[Data extracted from a collection]
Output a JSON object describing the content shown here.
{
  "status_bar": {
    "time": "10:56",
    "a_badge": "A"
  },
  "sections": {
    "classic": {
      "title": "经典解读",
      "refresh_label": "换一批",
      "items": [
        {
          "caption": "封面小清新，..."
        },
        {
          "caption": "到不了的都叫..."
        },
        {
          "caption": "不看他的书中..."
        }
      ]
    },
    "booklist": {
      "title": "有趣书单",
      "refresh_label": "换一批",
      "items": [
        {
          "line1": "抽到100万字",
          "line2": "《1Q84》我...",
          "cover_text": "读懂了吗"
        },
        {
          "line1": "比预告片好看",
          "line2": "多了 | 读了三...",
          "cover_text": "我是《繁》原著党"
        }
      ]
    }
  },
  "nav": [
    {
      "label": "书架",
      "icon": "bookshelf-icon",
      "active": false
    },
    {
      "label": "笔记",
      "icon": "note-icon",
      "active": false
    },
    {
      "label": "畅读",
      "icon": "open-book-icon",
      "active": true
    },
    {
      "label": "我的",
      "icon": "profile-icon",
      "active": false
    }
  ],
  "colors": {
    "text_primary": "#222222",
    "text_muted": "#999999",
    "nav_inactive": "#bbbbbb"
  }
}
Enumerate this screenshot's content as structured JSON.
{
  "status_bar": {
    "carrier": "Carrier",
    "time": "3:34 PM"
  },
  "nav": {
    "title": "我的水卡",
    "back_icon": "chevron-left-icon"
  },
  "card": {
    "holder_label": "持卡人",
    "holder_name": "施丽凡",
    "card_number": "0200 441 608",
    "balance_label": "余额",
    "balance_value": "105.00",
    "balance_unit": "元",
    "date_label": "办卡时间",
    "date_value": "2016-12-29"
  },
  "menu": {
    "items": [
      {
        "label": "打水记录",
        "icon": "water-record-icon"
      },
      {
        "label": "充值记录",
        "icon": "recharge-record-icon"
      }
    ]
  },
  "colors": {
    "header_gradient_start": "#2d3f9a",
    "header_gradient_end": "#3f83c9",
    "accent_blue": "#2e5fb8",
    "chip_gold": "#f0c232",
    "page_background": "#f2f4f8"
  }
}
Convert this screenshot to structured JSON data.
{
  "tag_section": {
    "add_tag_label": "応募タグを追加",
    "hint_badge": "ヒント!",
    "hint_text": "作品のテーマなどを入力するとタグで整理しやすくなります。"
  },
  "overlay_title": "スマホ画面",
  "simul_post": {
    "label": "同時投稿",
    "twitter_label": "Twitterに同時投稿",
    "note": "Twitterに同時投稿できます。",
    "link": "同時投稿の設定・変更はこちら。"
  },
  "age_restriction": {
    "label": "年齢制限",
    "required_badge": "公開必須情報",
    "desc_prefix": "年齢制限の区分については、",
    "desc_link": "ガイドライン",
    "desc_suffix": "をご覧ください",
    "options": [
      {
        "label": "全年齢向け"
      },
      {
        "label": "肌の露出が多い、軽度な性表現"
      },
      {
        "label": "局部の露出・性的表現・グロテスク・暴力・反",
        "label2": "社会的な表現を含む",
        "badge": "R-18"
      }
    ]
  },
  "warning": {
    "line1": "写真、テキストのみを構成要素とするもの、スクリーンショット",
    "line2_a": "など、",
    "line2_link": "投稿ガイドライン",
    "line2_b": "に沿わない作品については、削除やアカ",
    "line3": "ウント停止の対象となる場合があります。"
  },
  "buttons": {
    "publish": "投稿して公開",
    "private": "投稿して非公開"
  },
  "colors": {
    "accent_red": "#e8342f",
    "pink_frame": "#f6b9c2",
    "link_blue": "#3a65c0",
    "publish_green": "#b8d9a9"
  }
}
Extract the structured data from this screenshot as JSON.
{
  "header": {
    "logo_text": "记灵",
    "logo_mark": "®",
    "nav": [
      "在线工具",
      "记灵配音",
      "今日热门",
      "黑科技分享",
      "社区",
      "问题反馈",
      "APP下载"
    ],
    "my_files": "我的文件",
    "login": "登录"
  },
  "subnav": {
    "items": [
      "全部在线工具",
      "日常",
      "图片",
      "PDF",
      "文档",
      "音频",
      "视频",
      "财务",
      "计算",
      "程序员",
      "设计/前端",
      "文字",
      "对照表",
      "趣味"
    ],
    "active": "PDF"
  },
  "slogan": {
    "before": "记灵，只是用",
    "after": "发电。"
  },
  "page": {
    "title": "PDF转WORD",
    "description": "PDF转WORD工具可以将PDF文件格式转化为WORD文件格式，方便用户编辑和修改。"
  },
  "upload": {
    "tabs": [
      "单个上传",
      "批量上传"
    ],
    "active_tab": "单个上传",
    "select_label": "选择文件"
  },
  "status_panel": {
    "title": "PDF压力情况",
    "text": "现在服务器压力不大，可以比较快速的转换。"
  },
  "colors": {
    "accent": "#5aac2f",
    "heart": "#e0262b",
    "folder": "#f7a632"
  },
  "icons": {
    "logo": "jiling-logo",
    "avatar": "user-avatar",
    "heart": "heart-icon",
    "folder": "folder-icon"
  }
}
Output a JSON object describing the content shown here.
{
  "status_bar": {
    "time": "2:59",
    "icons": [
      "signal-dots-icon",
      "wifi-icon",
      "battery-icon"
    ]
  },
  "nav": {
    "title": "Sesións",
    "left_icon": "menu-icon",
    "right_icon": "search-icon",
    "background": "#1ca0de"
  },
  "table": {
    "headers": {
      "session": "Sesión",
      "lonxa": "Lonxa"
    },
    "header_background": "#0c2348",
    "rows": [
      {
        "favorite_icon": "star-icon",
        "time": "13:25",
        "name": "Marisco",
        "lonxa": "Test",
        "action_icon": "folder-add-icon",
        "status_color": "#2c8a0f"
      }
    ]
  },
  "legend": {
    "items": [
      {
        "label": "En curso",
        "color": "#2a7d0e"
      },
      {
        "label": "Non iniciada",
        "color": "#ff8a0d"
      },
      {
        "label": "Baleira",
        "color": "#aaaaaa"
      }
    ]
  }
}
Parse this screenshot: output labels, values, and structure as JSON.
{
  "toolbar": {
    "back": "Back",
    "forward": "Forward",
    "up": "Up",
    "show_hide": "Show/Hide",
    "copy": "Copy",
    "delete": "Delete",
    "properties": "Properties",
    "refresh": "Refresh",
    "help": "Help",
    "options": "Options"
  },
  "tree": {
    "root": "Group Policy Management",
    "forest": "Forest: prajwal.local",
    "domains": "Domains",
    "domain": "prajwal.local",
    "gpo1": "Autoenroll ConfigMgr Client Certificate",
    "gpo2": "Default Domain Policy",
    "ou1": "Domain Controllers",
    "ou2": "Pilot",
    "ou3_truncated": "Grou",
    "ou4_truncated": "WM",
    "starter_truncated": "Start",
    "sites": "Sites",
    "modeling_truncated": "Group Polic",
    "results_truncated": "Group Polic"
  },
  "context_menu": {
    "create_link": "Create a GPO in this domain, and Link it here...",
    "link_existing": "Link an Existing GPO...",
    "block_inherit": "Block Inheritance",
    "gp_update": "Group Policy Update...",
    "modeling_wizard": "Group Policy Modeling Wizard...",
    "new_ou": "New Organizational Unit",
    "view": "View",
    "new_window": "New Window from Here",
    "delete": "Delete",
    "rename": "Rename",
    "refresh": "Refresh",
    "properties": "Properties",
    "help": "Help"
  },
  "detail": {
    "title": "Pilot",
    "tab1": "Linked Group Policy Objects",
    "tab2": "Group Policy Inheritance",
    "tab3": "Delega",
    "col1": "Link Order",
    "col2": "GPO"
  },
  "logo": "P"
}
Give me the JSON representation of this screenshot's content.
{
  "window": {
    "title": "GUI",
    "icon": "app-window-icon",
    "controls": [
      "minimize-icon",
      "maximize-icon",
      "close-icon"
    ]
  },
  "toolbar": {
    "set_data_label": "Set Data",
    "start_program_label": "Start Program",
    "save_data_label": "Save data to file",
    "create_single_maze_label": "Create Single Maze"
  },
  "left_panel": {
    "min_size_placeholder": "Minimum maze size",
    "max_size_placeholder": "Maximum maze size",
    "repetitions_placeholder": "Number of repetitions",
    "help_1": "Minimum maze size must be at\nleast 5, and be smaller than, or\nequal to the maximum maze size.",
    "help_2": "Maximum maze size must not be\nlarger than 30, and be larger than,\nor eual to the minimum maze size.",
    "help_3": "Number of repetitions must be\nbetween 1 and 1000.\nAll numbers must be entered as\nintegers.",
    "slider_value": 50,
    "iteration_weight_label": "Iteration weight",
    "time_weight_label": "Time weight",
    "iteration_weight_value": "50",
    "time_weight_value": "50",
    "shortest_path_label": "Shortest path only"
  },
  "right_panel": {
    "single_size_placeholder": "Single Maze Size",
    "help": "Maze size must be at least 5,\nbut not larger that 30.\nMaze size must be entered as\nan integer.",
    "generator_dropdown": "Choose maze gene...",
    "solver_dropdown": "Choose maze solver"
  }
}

**EXERCISE INSTRUCTIONS:** Identify every line holding the word "JSON" and copy it out.

**COMPLETED EXERCISE:**
Output a JSON object describing the content shown here.
Enumerate this screenshot's content as structured JSON.
Convert this screenshot to structured JSON data.
Extract the structured data from this screenshot as JSON.
Output a JSON object describing the content shown here.
Parse this screenshot: output labels, values, and structure as JSON.
Give me the JSON representation of this screenshot's content.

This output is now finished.